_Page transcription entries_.
┄┄┄┄┄┄┄┄┄┄
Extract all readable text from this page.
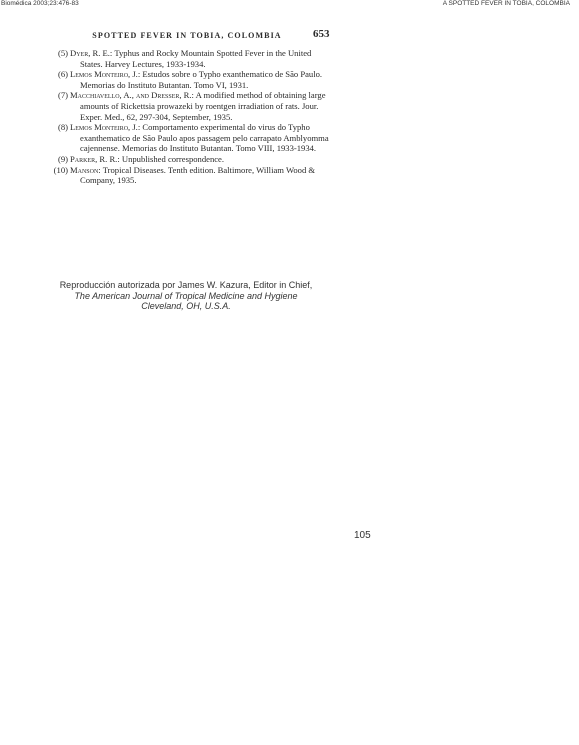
Biomédica 2003;23:476-83	A SPOTTED FEVER IN TOBIA, COLOMBIA
SPOTTED FEVER IN TOBIA, COLOMBIA	653
(5) Dyer, R. E.: Typhus and Rocky Mountain Spotted Fever in the United
States. Harvey Lectures, 1933-1934.
(6) Lemos Monteiro, J.: Estudos sobre o Typho exanthematico de São Paulo.
Memorias do Instituto Butantan. Tomo VI, 1931.
(7) Macchiavello, A., and Dresser, R.: A modified method of obtaining large
amounts of Rickettsia prowazeki by roentgen irradiation of rats. Jour.
Exper. Med., 62, 297-304, September, 1935.
(8) Lemos Monteiro, J.: Comportamento experimental do virus do Typho
exanthematico de São Paulo apos passagem pelo carrapato Amblyomma
cajennense. Memorias do Instituto Butantan. Tomo VIII, 1933-1934.
(9) Parker, R. R.: Unpublished correspondence.
(10) Manson: Tropical Diseases. Tenth edition. Baltimore, William Wood &
Company, 1935.
Reproducción autorizada por James W. Kazura, Editor in Chief,
The American Journal of Tropical Medicine and Hygiene
Cleveland, OH, U.S.A.
105
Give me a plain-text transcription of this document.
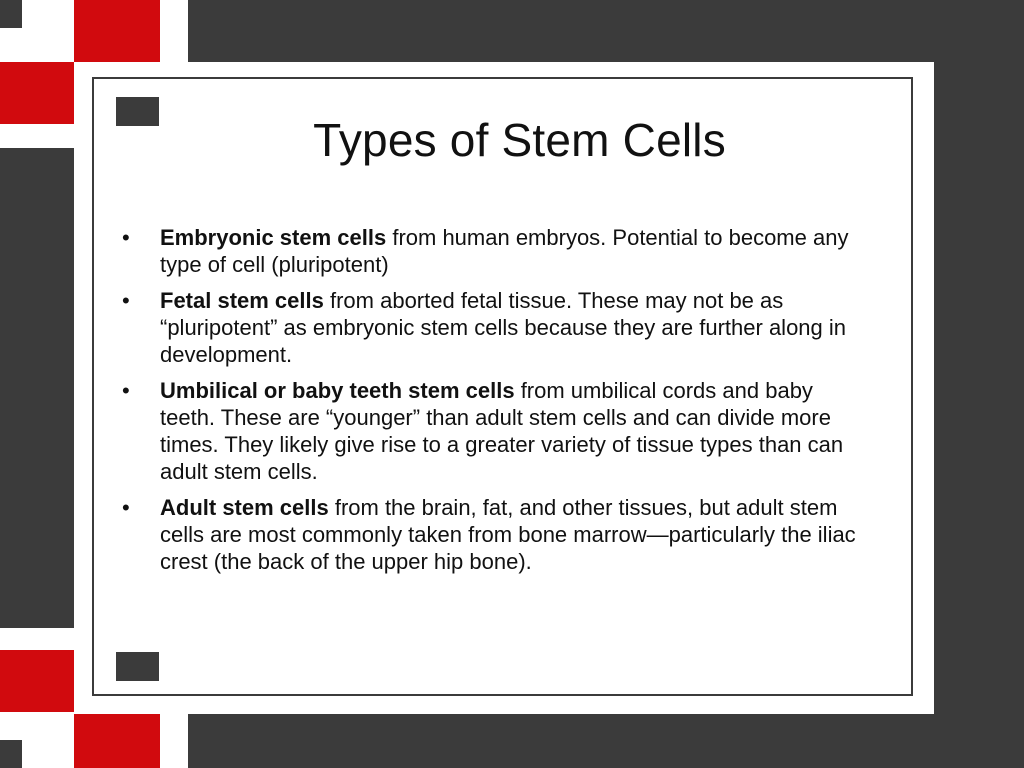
Types of Stem Cells
• Embryonic stem cells from human embryos. Potential to become any type of cell (pluripotent)
• Fetal stem cells from aborted fetal tissue. These may not be as “pluripotent” as embryonic stem cells because they are further along in development.
• Umbilical or baby teeth stem cells from umbilical cords and baby teeth. These are “younger” than adult stem cells and can divide more times. They likely give rise to a greater variety of tissue types than can adult stem cells.
• Adult stem cells from the brain, fat, and other tissues, but adult stem cells are most commonly taken from bone marrow—particularly the iliac crest (the back of the upper hip bone).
┄┄┄┄┄┄┄┄┄┄
_DIRECTIONS FOR THIS TASK_.
Write out every entry above exactly as it stands, minus the pictures.

_RESULT OF THE EXERCISE_.
Extract all readable text from this page.
Biomédica 2003;23:476-83	A SPOTTED FEVER IN TOBIA, COLOMBIA
SPOTTED FEVER IN TOBIA, COLOMBIA	653
(5) Dyer, R. E.: Typhus and Rocky Mountain Spotted Fever in the United
States. Harvey Lectures, 1933-1934.
(6) Lemos Monteiro, J.: Estudos sobre o Typho exanthematico de São Paulo.
Memorias do Instituto Butantan. Tomo VI, 1931.
(7) Macchiavello, A., and Dresser, R.: A modified method of obtaining large
amounts of Rickettsia prowazeki by roentgen irradiation of rats. Jour.
Exper. Med., 62, 297-304, September, 1935.
(8) Lemos Monteiro, J.: Comportamento experimental do virus do Typho
exanthematico de São Paulo apos passagem pelo carrapato Amblyomma
cajennense. Memorias do Instituto Butantan. Tomo VIII, 1933-1934.
(9) Parker, R. R.: Unpublished correspondence.
(10) Manson: Tropical Diseases. Tenth edition. Baltimore, William Wood &
Company, 1935.
Reproducción autorizada por James W. Kazura, Editor in Chief,
The American Journal of Tropical Medicine and Hygiene
Cleveland, OH, U.S.A.
105
Give me a plain-text transcription of this document.
Types of Stem Cells
• Embryonic stem cells from human embryos. Potential to become any type of cell (pluripotent)
• Fetal stem cells from aborted fetal tissue. These may not be as “pluripotent” as embryonic stem cells because they are further along in development.
• Umbilical or baby teeth stem cells from umbilical cords and baby teeth. These are “younger” than adult stem cells and can divide more times. They likely give rise to a greater variety of tissue types than can adult stem cells.
• Adult stem cells from the brain, fat, and other tissues, but adult stem cells are most commonly taken from bone marrow—particularly the iliac crest (the back of the upper hip bone).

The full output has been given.